= Material provided =
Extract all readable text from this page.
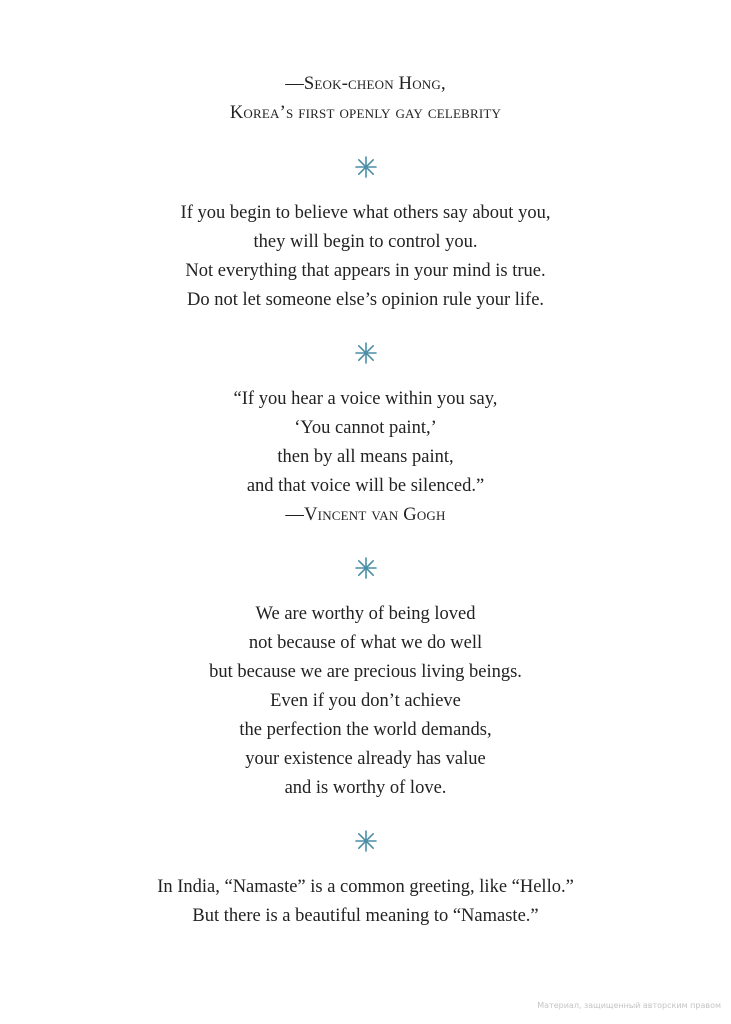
—Seok-cheon Hong,
Korea’s first openly gay celebrity
If you begin to believe what others say about you,
they will begin to control you.
Not everything that appears in your mind is true.
Do not let someone else’s opinion rule your life.
“If you hear a voice within you say,
‘You cannot paint,’
then by all means paint,
and that voice will be silenced.”
—Vincent van Gogh
We are worthy of being loved
not because of what we do well
but because we are precious living beings.
Even if you don’t achieve
the perfection the world demands,
your existence already has value
and is worthy of love.
In India, “Namaste” is a common greeting, like “Hello.”
But there is a beautiful meaning to “Namaste.”
Материал, защищенный авторским правом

= What this task involves =
Give an exact copy of the material, leaving out every picture.

= Response for this exercise =
Extract all readable text from this page.
—Seok-cheon Hong,
Korea’s first openly gay celebrity
If you begin to believe what others say about you,
they will begin to control you.
Not everything that appears in your mind is true.
Do not let someone else’s opinion rule your life.
“If you hear a voice within you say,
‘You cannot paint,’
then by all means paint,
and that voice will be silenced.”
—Vincent van Gogh
We are worthy of being loved
not because of what we do well
but because we are precious living beings.
Even if you don’t achieve
the perfection the world demands,
your existence already has value
and is worthy of love.
In India, “Namaste” is a common greeting, like “Hello.”
But there is a beautiful meaning to “Namaste.”
Материал, защищенный авторским правом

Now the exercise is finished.